Source document
※ ※ ※

    it could even be the wording you use.. it may not come across the way
    you would hear it if someone were to say that to you. Perhaps some tact
    and patience is in order to see how they stand and feel before checking
    off the bachelor list. This is beneficial as well, for all the good of
    the list, I’m certain the last thing you want is to love this list. I
    completely understand not wanting to waste your time with someone who
    doesn’t want the same things, 100%, but peoples needs change all the
    time. And you don’t want to fall in love with each others needs..
    right? Why not love someone and make a list together, a life with you
    should be the goal, not getting married and having kids with “someone”.
    The biological clock is a friend to no one, but being unable to live in
    the moment and “smell the roses”.. to me that takes away from the whole
    point of even starting the clock in the first place. I think you may be
    better off clicking with someone and ironing out the details as you go,
    not liking a list and choosing from that pool of similar listees. Lists
    can change, as you well know, and if you don’t click there is no
    guarantee, even if your lists don’t change, that they will be checked
    off together. You have plenty of time to enjoy life still, to have
    sporadic and memorable moments, to fall in love, to be swept off your
    feet, to come without a disclaimer and not apologize for being you.
    Protecting yourself is more then just coming with a disclaimer, we need
    to have fun sometimes or we go nuts!

    • Well, wow, that was quite the insight and opinion thrallex, and I thank you for it.

※ ※ ※

Page segmentation data

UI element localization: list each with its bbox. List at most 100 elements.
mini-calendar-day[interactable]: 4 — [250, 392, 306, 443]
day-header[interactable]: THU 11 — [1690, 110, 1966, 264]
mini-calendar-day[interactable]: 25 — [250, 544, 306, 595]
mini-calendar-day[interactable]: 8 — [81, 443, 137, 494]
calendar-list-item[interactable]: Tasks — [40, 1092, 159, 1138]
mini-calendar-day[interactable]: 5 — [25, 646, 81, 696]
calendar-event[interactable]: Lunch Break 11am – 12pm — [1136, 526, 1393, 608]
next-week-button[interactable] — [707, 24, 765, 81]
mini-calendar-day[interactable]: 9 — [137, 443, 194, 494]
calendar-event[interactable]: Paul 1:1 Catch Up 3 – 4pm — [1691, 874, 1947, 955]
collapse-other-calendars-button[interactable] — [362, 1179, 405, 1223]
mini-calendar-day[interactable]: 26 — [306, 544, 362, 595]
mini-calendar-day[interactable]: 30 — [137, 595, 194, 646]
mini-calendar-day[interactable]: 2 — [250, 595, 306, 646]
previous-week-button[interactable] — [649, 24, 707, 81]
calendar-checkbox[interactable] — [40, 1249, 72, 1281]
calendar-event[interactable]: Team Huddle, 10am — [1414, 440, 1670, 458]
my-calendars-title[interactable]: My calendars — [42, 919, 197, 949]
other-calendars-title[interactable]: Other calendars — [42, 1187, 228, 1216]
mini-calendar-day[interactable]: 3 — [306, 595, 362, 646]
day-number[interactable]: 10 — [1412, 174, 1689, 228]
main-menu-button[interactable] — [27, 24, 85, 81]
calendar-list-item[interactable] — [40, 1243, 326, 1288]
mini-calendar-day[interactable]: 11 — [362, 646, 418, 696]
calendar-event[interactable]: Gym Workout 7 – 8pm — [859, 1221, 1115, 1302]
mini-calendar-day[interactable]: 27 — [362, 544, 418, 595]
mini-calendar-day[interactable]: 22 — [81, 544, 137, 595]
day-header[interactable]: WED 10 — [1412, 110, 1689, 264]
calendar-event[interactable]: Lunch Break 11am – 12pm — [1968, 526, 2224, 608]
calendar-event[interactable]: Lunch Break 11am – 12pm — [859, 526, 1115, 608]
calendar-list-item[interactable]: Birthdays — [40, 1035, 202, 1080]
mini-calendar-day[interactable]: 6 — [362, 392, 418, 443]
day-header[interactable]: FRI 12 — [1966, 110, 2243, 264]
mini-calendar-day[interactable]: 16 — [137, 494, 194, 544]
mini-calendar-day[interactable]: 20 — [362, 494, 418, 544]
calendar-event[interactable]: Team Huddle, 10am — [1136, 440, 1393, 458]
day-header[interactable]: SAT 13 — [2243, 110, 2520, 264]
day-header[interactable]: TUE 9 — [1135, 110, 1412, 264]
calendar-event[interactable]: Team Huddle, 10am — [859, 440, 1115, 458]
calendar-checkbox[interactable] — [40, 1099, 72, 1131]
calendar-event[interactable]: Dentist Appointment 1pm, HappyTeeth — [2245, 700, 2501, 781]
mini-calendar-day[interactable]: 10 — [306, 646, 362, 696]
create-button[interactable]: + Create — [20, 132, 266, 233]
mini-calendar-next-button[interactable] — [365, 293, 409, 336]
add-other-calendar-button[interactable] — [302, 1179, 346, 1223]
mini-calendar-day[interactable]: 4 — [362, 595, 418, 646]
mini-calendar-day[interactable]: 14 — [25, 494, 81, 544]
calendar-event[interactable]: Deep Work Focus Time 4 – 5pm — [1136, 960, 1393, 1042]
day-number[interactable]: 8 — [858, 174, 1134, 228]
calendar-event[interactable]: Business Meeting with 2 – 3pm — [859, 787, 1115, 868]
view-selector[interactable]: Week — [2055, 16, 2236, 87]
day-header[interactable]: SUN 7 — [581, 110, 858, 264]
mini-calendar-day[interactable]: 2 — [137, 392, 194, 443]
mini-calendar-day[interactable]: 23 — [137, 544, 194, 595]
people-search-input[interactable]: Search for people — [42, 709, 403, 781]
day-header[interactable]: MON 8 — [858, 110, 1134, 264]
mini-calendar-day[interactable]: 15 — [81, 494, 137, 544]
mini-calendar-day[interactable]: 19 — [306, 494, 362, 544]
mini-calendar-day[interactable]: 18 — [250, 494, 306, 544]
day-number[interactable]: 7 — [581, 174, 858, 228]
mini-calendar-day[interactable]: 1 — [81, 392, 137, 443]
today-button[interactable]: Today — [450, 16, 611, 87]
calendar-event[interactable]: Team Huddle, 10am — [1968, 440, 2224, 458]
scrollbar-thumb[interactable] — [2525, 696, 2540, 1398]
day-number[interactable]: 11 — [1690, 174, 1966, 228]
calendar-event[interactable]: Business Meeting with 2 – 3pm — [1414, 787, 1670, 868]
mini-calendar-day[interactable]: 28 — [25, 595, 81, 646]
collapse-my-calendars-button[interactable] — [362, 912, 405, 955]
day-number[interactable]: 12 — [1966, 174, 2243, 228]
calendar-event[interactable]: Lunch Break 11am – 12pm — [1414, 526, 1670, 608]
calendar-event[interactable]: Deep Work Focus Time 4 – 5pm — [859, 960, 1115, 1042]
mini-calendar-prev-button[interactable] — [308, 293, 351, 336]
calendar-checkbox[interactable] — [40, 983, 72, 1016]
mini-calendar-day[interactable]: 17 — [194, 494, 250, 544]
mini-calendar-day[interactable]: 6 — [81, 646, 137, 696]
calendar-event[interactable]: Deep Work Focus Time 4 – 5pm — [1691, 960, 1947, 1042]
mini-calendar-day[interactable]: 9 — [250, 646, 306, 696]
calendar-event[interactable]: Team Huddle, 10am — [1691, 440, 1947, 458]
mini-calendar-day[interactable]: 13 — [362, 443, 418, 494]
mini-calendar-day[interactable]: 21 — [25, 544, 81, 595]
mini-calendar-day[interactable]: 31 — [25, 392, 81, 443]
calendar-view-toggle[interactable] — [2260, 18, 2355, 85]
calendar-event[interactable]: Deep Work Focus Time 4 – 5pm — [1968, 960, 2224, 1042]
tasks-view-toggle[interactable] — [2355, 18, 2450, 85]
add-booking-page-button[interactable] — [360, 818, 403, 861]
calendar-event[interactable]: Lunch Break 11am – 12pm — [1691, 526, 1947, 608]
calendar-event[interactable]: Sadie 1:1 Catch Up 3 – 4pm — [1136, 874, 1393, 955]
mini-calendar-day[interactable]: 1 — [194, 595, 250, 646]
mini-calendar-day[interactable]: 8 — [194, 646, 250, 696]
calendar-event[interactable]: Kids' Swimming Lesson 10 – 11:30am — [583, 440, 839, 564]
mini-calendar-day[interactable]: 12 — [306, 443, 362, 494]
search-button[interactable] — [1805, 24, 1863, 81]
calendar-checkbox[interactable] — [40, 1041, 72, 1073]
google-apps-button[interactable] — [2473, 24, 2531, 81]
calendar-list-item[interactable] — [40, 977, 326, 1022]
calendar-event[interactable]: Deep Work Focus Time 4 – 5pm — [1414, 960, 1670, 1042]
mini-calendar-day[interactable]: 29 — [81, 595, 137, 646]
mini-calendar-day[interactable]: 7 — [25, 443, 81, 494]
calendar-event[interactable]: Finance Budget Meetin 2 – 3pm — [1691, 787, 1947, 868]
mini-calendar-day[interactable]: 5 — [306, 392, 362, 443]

※ ※ ※

Things to do
1. According to the comment about dating lists, what happens to people's needs over time?
2. Write a continuation of the comment about dating lists, starting after its final line.
The records are standalone material, unrelated to the text above them.

Results for each task
1. They change all the time.

2.
      I agree, we shouldn’t be something we are not to attract a mate, and I think that was moreso my point of this article. And nor, would I ever apologize for being me.. But I always value self analysis and am pretty much talking through impressions people have shared with me in this entry. I personally, don’t find myself intimidating, nor think that I’m “so unique I can’t find anyone”, we are all very unique in our own way, and all have different personalities, that’s why the world isn’t boring 😉

      Thankfully though, I appreciate your mention of patience and approach, and I think that is something I’ve learned more in depth over the past ten years, and continue to learn. Although, I think some common goals should be discussed in the dating process sooner than later, for instance you mention children. If there is something you want in life, though it is wonderful to find a person, fall in love, and then build a life together; if they are dead against that goal in your life I think it would just complicate things, you love them but to be with them you give up something big (and possibly part of yourself), make sense? So asking questions of common goals, I don’t believe is rushing things, but you are right in the suggestion of timing for such discussions being a consideration and how things are worded and portrayed.

      But for dating, human behaviour, wants, needs, love…. There are no manuals.

      I’m fumbling through, focusing on me (and things that I can affect for myself) and if Prince Charming comes along and meshes with that, great! I’m enjoying life, no worries there friend 🙂

      But in the meantime, wonderful people like yourself get to read my self analysis and make comments that make me think (like this one).

      As always, thanks for reading thrallex. Cheers.

  4. Great post! Playing games may work to attract someone short term but doesn’t work long term. I messaged you an extended response with my experience with this topic on FB. Check it.

  5. Lindsay says:

    Never. Ever. Hide who you are.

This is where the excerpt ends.